> [TASK DIRECTIONS]: Beginning at the line that contains "Convert this document image to plain text.", transcribe the remaining lines of the listing exactly; include the final line and omit everything before.

> [Recorded data]:
begin
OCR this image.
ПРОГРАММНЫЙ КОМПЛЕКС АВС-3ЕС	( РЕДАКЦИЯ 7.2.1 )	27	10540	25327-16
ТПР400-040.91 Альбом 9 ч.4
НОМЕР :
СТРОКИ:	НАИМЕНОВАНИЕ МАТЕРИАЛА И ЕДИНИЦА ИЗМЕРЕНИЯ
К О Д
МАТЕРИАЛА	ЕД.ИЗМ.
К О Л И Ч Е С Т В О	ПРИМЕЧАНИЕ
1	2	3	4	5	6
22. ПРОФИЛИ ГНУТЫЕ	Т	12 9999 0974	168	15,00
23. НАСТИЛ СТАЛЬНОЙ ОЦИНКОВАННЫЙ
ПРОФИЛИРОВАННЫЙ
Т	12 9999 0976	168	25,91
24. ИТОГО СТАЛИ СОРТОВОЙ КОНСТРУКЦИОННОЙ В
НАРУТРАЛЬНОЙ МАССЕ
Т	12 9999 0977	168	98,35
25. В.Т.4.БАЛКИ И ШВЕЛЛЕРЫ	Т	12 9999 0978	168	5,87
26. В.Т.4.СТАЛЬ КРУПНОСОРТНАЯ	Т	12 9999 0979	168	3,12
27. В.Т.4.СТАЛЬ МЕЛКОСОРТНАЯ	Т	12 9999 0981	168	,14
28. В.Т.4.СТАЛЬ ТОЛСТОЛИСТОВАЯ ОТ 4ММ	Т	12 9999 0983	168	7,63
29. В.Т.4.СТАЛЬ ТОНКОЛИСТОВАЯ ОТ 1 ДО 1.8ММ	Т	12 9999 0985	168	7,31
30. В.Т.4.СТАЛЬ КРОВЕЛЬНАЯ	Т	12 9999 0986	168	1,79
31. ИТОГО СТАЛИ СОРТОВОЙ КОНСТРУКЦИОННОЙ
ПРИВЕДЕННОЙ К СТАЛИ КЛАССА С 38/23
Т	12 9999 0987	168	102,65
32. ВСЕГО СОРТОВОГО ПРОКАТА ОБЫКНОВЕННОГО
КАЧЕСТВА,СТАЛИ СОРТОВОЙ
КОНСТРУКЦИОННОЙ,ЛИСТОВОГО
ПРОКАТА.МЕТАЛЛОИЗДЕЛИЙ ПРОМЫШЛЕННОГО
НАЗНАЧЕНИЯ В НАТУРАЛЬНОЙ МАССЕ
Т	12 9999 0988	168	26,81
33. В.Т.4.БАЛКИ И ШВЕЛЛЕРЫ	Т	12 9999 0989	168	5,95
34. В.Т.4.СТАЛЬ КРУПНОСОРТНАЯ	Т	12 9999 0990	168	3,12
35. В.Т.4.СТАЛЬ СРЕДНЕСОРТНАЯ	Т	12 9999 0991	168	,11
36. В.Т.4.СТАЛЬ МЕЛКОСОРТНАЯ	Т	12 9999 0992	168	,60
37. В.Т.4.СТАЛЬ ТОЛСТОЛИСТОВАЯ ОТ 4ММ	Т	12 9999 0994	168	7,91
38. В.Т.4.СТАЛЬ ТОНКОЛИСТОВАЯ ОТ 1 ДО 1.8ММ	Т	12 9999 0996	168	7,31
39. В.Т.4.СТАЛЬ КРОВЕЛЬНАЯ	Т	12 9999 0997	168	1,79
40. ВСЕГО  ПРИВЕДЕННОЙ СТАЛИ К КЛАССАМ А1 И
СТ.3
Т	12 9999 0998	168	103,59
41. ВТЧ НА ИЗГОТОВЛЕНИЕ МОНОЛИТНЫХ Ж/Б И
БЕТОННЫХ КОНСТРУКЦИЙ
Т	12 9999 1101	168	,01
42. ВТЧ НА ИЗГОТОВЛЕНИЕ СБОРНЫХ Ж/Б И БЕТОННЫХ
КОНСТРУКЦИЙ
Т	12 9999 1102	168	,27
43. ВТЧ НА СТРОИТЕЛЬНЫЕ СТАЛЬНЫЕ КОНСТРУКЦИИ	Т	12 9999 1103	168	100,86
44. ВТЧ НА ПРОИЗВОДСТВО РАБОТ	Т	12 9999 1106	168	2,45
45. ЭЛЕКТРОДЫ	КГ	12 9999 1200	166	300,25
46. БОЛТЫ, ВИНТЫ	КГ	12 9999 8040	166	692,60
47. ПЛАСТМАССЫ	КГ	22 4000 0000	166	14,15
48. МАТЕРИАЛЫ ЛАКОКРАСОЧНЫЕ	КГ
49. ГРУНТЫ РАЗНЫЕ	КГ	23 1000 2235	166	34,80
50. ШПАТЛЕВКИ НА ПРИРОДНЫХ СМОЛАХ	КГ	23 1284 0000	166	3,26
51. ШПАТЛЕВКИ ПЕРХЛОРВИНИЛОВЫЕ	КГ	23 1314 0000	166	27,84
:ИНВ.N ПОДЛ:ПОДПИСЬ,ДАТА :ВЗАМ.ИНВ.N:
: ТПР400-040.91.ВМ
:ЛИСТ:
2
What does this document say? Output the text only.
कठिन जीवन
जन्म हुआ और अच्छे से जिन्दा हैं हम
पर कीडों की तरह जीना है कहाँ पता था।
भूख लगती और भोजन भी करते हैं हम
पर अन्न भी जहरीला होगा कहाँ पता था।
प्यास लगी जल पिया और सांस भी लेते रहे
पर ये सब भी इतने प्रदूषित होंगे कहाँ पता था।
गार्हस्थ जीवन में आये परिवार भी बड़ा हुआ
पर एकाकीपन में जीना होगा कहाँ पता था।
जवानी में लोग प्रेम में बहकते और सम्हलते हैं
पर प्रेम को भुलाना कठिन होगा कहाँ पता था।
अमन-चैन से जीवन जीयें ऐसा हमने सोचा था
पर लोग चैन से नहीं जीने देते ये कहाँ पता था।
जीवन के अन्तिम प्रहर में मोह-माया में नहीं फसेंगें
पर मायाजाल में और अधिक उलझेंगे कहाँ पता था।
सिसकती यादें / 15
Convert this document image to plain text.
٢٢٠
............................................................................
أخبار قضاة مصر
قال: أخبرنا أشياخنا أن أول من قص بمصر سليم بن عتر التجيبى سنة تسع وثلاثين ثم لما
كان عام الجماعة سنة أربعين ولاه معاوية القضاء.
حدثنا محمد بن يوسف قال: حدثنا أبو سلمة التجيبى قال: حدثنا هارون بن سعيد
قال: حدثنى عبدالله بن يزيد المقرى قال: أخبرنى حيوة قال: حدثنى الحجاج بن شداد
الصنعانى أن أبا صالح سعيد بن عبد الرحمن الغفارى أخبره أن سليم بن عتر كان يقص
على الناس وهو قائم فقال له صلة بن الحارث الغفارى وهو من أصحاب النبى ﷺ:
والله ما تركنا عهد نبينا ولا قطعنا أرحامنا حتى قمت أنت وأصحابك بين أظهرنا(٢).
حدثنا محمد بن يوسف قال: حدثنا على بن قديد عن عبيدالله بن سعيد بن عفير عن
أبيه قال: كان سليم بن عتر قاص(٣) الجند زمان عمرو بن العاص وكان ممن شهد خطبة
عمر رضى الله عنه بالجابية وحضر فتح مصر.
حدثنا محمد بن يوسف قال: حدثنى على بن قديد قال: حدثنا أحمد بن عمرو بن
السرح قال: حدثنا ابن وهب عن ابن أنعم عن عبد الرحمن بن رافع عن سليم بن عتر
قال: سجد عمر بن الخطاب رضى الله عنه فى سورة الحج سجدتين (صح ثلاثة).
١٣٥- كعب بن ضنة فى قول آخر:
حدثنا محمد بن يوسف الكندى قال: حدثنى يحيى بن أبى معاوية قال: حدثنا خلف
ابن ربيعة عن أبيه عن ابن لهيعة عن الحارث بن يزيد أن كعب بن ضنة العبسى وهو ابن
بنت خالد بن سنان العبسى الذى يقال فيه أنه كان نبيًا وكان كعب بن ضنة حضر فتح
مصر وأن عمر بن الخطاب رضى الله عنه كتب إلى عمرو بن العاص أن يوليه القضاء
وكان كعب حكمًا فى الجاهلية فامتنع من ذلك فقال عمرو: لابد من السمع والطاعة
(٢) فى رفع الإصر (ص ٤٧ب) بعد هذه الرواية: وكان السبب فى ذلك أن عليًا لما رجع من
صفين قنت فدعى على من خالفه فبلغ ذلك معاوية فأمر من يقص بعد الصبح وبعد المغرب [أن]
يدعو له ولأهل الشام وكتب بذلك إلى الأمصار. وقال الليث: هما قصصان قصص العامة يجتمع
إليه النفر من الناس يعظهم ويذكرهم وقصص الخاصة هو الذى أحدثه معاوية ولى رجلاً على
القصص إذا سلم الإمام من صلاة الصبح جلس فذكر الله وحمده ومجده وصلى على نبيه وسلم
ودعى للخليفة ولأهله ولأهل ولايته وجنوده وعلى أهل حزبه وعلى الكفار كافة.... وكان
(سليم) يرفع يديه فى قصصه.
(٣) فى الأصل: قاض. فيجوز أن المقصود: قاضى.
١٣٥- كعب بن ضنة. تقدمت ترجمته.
end
> [ANSWER TO THIS TASK]:
Convert this document image to plain text.
٢٢٠
............................................................................
أخبار قضاة مصر
قال: أخبرنا أشياخنا أن أول من قص بمصر سليم بن عتر التجيبى سنة تسع وثلاثين ثم لما
كان عام الجماعة سنة أربعين ولاه معاوية القضاء.
حدثنا محمد بن يوسف قال: حدثنا أبو سلمة التجيبى قال: حدثنا هارون بن سعيد
قال: حدثنى عبدالله بن يزيد المقرى قال: أخبرنى حيوة قال: حدثنى الحجاج بن شداد
الصنعانى أن أبا صالح سعيد بن عبد الرحمن الغفارى أخبره أن سليم بن عتر كان يقص
على الناس وهو قائم فقال له صلة بن الحارث الغفارى وهو من أصحاب النبى ﷺ:
والله ما تركنا عهد نبينا ولا قطعنا أرحامنا حتى قمت أنت وأصحابك بين أظهرنا(٢).
حدثنا محمد بن يوسف قال: حدثنا على بن قديد عن عبيدالله بن سعيد بن عفير عن
أبيه قال: كان سليم بن عتر قاص(٣) الجند زمان عمرو بن العاص وكان ممن شهد خطبة
عمر رضى الله عنه بالجابية وحضر فتح مصر.
حدثنا محمد بن يوسف قال: حدثنى على بن قديد قال: حدثنا أحمد بن عمرو بن
السرح قال: حدثنا ابن وهب عن ابن أنعم عن عبد الرحمن بن رافع عن سليم بن عتر
قال: سجد عمر بن الخطاب رضى الله عنه فى سورة الحج سجدتين (صح ثلاثة).
١٣٥- كعب بن ضنة فى قول آخر:
حدثنا محمد بن يوسف الكندى قال: حدثنى يحيى بن أبى معاوية قال: حدثنا خلف
ابن ربيعة عن أبيه عن ابن لهيعة عن الحارث بن يزيد أن كعب بن ضنة العبسى وهو ابن
بنت خالد بن سنان العبسى الذى يقال فيه أنه كان نبيًا وكان كعب بن ضنة حضر فتح
مصر وأن عمر بن الخطاب رضى الله عنه كتب إلى عمرو بن العاص أن يوليه القضاء
وكان كعب حكمًا فى الجاهلية فامتنع من ذلك فقال عمرو: لابد من السمع والطاعة
(٢) فى رفع الإصر (ص ٤٧ب) بعد هذه الرواية: وكان السبب فى ذلك أن عليًا لما رجع من
صفين قنت فدعى على من خالفه فبلغ ذلك معاوية فأمر من يقص بعد الصبح وبعد المغرب [أن]
يدعو له ولأهل الشام وكتب بذلك إلى الأمصار. وقال الليث: هما قصصان قصص العامة يجتمع
إليه النفر من الناس يعظهم ويذكرهم وقصص الخاصة هو الذى أحدثه معاوية ولى رجلاً على
القصص إذا سلم الإمام من صلاة الصبح جلس فذكر الله وحمده ومجده وصلى على نبيه وسلم
ودعى للخليفة ولأهله ولأهل ولايته وجنوده وعلى أهل حزبه وعلى الكفار كافة.... وكان
(سليم) يرفع يديه فى قصصه.
(٣) فى الأصل: قاض. فيجوز أن المقصود: قاضى.
١٣٥- كعب بن ضنة. تقدمت ترجمته.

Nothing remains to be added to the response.